[Data from a collection]
☆ ☆ ☆

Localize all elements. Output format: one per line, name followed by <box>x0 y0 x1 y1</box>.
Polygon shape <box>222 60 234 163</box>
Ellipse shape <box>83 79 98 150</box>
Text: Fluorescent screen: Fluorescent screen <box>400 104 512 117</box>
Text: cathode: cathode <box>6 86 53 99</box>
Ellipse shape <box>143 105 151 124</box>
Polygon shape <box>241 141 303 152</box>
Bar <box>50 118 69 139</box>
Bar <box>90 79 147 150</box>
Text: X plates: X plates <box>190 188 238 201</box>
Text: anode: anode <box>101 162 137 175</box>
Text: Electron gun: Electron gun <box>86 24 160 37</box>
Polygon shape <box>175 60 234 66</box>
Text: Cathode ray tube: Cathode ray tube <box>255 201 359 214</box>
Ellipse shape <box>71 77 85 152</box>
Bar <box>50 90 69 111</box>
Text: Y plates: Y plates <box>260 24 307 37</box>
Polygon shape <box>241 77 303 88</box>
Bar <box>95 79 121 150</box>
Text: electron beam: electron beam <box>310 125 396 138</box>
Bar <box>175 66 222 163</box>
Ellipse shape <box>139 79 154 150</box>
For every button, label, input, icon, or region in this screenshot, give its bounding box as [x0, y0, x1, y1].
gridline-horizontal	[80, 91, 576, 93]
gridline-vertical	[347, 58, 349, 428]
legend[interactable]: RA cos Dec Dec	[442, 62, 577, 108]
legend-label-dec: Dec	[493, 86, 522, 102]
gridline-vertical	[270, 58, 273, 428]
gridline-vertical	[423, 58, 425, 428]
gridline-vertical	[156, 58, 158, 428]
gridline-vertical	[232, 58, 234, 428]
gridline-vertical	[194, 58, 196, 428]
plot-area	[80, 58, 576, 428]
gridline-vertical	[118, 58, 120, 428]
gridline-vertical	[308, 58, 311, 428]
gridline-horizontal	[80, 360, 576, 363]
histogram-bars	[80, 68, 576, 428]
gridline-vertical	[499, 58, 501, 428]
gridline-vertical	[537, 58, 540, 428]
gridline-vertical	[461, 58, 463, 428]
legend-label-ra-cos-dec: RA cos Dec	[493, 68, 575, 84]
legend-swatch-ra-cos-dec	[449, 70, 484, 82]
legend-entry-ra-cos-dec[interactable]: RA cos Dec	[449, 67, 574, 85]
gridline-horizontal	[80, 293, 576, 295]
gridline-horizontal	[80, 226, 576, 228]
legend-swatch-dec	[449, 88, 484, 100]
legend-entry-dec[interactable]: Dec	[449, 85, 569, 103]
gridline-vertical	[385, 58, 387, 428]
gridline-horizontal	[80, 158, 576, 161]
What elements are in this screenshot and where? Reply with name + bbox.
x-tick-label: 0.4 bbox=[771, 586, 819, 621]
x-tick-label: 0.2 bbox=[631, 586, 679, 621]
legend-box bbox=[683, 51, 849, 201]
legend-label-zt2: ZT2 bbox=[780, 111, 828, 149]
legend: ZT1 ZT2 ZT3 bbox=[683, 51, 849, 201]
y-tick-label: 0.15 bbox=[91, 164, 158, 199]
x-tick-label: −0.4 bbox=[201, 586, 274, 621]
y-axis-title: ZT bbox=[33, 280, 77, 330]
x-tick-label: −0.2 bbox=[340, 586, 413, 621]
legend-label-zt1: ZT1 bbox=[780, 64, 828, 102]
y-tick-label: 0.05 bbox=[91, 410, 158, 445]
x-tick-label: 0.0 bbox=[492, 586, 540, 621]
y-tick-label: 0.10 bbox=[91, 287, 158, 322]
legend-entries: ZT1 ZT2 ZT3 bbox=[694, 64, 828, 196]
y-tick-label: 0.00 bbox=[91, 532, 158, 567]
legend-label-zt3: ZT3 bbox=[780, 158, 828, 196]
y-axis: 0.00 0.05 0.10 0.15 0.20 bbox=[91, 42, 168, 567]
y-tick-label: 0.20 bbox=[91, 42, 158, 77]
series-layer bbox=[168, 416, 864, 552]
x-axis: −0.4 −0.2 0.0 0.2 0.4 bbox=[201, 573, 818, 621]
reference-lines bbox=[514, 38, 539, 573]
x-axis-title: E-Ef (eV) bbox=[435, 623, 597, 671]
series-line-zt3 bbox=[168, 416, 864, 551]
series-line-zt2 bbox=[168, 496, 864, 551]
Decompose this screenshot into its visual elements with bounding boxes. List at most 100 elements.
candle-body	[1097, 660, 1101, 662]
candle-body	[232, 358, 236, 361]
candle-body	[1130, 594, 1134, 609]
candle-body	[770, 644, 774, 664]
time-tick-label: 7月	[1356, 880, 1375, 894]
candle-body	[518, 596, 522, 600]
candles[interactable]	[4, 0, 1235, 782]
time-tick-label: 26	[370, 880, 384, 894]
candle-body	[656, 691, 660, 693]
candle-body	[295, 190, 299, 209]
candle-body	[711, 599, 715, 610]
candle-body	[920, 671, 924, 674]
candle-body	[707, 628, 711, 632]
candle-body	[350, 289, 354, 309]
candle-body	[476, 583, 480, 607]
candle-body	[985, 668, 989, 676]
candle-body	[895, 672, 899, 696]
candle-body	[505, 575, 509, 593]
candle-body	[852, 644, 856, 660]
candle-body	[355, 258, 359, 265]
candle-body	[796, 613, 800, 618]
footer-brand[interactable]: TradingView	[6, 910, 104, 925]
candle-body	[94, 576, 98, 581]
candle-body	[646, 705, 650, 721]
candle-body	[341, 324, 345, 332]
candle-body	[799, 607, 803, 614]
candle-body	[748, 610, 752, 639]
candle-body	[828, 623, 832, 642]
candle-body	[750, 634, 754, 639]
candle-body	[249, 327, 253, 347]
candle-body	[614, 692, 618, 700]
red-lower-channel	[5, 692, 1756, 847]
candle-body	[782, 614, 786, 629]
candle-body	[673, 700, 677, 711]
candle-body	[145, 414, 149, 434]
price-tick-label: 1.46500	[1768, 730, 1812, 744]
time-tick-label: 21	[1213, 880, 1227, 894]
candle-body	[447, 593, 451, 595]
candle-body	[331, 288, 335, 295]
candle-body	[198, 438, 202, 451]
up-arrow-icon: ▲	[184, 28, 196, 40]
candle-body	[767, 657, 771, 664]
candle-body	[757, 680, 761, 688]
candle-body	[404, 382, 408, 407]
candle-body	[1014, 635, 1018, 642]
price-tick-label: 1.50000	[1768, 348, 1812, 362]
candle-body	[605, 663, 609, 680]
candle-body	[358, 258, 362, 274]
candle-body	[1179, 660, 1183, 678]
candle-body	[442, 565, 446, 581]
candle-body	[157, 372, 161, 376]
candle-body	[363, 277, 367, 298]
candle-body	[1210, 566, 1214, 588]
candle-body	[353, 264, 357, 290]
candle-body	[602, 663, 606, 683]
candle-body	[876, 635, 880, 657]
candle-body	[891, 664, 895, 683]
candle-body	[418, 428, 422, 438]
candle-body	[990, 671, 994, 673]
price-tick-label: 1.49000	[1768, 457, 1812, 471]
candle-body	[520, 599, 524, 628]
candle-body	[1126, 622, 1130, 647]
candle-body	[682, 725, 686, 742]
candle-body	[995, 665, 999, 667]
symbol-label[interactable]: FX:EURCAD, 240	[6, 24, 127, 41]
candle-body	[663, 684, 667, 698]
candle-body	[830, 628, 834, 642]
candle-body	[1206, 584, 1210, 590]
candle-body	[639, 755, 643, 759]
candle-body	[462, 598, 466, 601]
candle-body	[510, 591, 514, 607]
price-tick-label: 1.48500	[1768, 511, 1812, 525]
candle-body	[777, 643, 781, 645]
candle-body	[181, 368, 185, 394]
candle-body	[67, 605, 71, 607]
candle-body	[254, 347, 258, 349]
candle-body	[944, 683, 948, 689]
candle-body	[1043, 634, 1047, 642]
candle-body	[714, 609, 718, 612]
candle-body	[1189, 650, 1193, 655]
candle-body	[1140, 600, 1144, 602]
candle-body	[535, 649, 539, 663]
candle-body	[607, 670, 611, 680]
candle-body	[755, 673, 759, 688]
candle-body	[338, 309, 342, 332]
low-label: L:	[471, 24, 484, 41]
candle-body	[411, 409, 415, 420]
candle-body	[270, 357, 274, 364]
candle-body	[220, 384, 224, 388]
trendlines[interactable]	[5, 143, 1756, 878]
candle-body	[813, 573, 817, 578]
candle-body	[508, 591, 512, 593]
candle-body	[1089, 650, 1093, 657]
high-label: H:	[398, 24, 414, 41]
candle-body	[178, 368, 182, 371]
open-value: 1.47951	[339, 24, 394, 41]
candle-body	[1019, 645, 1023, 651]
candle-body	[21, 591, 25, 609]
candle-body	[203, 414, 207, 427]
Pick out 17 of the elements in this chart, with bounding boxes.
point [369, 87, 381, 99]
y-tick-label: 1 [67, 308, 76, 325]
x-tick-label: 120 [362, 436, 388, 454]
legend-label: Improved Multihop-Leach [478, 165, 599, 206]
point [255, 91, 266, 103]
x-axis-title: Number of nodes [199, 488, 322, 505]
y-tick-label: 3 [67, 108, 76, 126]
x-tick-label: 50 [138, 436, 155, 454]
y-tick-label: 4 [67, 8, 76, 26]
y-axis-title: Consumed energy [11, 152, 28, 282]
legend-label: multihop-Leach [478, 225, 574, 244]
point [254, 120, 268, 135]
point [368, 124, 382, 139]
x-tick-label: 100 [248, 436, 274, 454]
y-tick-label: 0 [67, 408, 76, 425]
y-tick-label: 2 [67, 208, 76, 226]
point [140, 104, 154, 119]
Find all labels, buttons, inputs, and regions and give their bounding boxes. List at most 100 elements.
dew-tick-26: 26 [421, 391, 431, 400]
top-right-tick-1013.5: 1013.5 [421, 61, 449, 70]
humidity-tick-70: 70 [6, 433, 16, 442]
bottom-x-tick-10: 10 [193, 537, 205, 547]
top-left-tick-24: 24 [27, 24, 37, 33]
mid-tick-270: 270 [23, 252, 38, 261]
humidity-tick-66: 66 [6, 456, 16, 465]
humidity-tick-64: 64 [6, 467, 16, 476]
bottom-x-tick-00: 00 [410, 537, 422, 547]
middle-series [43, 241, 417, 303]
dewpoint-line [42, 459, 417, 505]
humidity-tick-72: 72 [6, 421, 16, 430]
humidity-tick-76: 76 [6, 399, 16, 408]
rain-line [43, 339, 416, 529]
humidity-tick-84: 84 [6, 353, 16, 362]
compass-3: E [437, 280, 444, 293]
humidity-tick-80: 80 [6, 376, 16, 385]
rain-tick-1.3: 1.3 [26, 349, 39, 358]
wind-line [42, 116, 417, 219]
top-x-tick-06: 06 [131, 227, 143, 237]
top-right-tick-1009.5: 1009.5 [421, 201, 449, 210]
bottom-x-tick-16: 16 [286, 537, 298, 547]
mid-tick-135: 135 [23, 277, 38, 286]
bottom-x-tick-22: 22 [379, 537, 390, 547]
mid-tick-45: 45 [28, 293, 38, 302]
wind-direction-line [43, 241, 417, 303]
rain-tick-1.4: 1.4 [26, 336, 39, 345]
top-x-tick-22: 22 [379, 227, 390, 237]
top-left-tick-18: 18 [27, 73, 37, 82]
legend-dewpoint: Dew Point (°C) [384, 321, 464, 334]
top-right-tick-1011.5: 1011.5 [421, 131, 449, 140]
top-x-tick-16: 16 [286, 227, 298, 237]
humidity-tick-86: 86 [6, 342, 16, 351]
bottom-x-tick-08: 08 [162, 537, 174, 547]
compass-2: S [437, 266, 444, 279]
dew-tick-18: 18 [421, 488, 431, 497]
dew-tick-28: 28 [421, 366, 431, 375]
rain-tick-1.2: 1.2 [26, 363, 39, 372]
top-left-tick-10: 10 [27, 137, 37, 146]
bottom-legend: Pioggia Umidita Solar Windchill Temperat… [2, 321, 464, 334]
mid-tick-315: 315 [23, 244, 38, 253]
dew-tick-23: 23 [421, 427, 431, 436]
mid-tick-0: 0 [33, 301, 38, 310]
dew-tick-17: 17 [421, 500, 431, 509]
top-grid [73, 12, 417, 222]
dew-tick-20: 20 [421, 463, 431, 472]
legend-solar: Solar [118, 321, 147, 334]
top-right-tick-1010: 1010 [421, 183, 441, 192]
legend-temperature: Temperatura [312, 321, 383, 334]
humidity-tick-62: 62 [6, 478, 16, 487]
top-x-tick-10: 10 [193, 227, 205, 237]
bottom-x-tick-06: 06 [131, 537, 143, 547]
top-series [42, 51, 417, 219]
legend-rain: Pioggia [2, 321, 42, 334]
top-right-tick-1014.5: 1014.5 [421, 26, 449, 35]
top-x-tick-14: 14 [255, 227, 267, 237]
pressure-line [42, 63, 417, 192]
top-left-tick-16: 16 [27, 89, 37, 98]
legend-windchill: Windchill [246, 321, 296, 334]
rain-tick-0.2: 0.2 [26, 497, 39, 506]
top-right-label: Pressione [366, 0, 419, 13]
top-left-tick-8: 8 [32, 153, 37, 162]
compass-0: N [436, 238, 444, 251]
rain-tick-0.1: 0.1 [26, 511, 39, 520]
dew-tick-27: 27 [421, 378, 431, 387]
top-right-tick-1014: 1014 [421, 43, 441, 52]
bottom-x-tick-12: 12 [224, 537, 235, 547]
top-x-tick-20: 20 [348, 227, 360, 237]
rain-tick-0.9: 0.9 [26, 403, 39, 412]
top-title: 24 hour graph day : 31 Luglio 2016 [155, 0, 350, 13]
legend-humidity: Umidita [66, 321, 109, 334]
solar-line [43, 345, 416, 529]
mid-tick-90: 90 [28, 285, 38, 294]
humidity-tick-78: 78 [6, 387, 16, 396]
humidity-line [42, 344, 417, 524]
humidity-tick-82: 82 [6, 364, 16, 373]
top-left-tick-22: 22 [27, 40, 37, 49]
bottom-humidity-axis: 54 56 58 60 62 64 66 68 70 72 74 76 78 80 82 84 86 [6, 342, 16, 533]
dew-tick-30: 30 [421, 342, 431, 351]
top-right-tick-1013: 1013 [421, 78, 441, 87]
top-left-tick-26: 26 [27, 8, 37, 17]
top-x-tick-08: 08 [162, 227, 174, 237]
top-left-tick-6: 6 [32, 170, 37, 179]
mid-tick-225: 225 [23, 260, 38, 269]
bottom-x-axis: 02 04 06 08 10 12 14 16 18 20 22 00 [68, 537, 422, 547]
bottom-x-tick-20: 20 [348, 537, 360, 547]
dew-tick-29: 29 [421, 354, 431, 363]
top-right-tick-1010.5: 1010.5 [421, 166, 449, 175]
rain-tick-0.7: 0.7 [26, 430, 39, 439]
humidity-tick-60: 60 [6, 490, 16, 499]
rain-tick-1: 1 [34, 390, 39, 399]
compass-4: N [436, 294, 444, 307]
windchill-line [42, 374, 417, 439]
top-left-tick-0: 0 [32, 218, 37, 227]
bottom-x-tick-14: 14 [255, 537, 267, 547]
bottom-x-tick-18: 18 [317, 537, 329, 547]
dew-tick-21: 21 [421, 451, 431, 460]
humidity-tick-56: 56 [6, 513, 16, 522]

☆ ☆ ☆

What needs to be done:
Put the data from its first line through the line with "Bar <box>50 118 69 139</box>" into a numbered list, leaving out any blank lines.

Solution to this problem:
1. Localize all elements. Output format: one per line, name followed by <box>x0 y0 x1 y1</box>.
2. Polygon shape <box>222 60 234 163</box>
3. Ellipse shape <box>83 79 98 150</box>
4. Text: Fluorescent screen: Fluorescent screen <box>400 104 512 117</box>
5. Text: cathode: cathode <box>6 86 53 99</box>
6. Ellipse shape <box>143 105 151 124</box>
7. Polygon shape <box>241 141 303 152</box>
8. Bar <box>50 118 69 139</box>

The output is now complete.